[Items from a figure collection]
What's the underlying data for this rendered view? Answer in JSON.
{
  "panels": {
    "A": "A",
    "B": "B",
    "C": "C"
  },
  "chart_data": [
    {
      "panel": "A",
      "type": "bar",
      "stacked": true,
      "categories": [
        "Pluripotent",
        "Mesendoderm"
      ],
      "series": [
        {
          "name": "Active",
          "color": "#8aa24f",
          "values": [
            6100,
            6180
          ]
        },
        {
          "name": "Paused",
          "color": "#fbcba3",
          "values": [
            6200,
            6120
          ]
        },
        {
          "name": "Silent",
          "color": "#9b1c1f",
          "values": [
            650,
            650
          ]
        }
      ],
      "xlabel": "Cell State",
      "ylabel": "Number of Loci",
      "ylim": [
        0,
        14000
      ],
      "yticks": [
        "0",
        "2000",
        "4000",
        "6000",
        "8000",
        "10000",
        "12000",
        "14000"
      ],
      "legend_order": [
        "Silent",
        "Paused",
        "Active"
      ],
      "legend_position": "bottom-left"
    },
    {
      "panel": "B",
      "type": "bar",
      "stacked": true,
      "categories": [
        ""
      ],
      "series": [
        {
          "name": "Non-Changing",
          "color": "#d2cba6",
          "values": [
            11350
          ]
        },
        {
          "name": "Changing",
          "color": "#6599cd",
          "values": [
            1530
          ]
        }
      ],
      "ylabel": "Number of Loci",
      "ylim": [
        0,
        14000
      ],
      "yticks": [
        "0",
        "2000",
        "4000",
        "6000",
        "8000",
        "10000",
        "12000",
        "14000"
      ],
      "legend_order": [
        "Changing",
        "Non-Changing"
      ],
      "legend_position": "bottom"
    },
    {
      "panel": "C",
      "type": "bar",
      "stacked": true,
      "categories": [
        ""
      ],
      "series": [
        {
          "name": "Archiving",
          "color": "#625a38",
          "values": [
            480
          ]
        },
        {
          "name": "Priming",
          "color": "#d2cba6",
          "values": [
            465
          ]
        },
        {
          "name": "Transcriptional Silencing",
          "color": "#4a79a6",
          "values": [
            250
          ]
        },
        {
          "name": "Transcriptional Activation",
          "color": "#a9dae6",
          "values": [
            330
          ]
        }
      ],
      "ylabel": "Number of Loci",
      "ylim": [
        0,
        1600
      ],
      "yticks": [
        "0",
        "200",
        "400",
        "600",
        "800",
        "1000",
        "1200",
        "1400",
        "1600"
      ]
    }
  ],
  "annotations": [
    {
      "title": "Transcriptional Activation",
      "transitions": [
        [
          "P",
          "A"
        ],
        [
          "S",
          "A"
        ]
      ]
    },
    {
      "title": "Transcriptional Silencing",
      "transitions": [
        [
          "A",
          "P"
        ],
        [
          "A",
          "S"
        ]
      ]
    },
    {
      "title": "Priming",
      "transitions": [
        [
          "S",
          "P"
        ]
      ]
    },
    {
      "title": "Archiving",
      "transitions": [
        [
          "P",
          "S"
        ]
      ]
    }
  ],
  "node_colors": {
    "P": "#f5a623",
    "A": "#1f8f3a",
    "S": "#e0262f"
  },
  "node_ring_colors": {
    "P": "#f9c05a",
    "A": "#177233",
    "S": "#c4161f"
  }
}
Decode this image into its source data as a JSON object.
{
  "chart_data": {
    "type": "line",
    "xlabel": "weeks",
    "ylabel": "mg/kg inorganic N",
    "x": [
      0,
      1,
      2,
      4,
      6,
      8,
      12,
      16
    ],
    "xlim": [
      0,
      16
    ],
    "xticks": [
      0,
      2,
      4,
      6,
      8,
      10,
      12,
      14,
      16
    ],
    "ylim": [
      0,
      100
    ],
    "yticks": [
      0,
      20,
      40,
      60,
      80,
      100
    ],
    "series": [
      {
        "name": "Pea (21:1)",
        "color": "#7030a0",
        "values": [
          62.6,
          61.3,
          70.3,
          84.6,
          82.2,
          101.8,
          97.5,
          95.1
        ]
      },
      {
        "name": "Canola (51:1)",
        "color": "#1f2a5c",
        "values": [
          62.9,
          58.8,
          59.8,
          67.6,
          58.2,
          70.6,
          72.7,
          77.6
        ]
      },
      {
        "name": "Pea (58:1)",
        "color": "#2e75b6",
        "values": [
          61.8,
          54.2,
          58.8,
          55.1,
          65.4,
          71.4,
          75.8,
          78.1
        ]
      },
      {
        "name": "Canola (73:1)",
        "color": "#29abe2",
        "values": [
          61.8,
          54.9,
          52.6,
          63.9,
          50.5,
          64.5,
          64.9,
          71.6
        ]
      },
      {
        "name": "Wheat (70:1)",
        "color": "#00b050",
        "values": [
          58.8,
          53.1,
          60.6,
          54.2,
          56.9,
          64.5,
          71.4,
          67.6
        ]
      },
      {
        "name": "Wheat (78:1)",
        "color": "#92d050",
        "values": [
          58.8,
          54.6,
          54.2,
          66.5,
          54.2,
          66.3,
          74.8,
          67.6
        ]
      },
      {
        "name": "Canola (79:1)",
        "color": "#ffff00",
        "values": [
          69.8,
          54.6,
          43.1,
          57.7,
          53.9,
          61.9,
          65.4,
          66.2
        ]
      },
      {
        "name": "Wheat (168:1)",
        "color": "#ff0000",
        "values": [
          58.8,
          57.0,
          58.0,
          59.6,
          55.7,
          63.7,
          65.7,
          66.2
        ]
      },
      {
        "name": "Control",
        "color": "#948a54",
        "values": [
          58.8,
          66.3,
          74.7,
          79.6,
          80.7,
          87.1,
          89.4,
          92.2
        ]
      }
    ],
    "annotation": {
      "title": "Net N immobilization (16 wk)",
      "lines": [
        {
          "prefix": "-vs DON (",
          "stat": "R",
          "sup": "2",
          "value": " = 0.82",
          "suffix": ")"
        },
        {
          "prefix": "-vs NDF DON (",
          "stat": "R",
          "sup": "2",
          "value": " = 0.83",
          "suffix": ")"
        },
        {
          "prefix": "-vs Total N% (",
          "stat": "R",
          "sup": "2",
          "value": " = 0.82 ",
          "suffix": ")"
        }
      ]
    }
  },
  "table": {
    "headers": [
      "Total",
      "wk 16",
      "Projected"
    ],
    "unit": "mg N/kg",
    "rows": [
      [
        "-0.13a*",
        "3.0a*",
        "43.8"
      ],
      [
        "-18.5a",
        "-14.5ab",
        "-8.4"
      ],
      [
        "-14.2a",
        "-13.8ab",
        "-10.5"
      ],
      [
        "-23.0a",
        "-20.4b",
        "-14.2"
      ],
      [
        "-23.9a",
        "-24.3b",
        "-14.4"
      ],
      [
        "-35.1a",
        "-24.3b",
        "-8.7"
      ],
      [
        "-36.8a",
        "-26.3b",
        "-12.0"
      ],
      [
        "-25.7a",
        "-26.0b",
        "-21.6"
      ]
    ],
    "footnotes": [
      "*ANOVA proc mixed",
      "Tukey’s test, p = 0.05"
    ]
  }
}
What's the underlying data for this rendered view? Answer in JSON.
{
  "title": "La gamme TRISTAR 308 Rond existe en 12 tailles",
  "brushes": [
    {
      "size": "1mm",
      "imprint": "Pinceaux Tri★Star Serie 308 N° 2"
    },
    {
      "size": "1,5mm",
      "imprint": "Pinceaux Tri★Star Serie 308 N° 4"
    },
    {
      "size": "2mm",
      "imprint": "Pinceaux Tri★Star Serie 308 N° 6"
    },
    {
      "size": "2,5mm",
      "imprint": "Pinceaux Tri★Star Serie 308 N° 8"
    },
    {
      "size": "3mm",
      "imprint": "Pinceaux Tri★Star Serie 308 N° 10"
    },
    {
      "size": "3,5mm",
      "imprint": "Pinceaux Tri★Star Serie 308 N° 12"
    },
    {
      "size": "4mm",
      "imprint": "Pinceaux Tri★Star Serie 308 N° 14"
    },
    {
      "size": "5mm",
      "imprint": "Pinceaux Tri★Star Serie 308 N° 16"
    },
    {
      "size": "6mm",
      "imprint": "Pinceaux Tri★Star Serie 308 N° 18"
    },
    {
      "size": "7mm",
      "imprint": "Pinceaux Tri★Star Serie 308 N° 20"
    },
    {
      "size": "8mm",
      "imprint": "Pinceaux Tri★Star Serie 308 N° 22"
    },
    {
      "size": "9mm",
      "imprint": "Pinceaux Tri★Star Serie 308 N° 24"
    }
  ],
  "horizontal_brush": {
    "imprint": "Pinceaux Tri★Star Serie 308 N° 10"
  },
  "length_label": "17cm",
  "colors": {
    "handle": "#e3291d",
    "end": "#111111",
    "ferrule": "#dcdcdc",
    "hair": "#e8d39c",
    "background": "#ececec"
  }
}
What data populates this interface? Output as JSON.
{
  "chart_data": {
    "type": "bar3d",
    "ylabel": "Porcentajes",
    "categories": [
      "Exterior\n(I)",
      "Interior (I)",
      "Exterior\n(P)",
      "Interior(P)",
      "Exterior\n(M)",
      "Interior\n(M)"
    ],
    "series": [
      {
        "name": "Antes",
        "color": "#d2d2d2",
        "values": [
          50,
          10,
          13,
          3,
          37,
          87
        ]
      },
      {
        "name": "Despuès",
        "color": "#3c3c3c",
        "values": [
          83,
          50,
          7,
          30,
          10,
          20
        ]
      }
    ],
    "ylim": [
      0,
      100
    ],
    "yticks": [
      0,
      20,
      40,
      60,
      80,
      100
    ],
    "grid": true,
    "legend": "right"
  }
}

§ **Problem**: Take the line with "What data populates" and all lines after it to the last line, and reproduce them exactly.

§ **Task solution**:
What data populates this interface? Output as JSON.
{
  "chart_data": {
    "type": "bar3d",
    "ylabel": "Porcentajes",
    "categories": [
      "Exterior\n(I)",
      "Interior (I)",
      "Exterior\n(P)",
      "Interior(P)",
      "Exterior\n(M)",
      "Interior\n(M)"
    ],
    "series": [
      {
        "name": "Antes",
        "color": "#d2d2d2",
        "values": [
          50,
          10,
          13,
          3,
          37,
          87
        ]
      },
      {
        "name": "Despuès",
        "color": "#3c3c3c",
        "values": [
          83,
          50,
          7,
          30,
          10,
          20
        ]
      }
    ],
    "ylim": [
      0,
      100
    ],
    "yticks": [
      0,
      20,
      40,
      60,
      80,
      100
    ],
    "grid": true,
    "legend": "right"
  }
}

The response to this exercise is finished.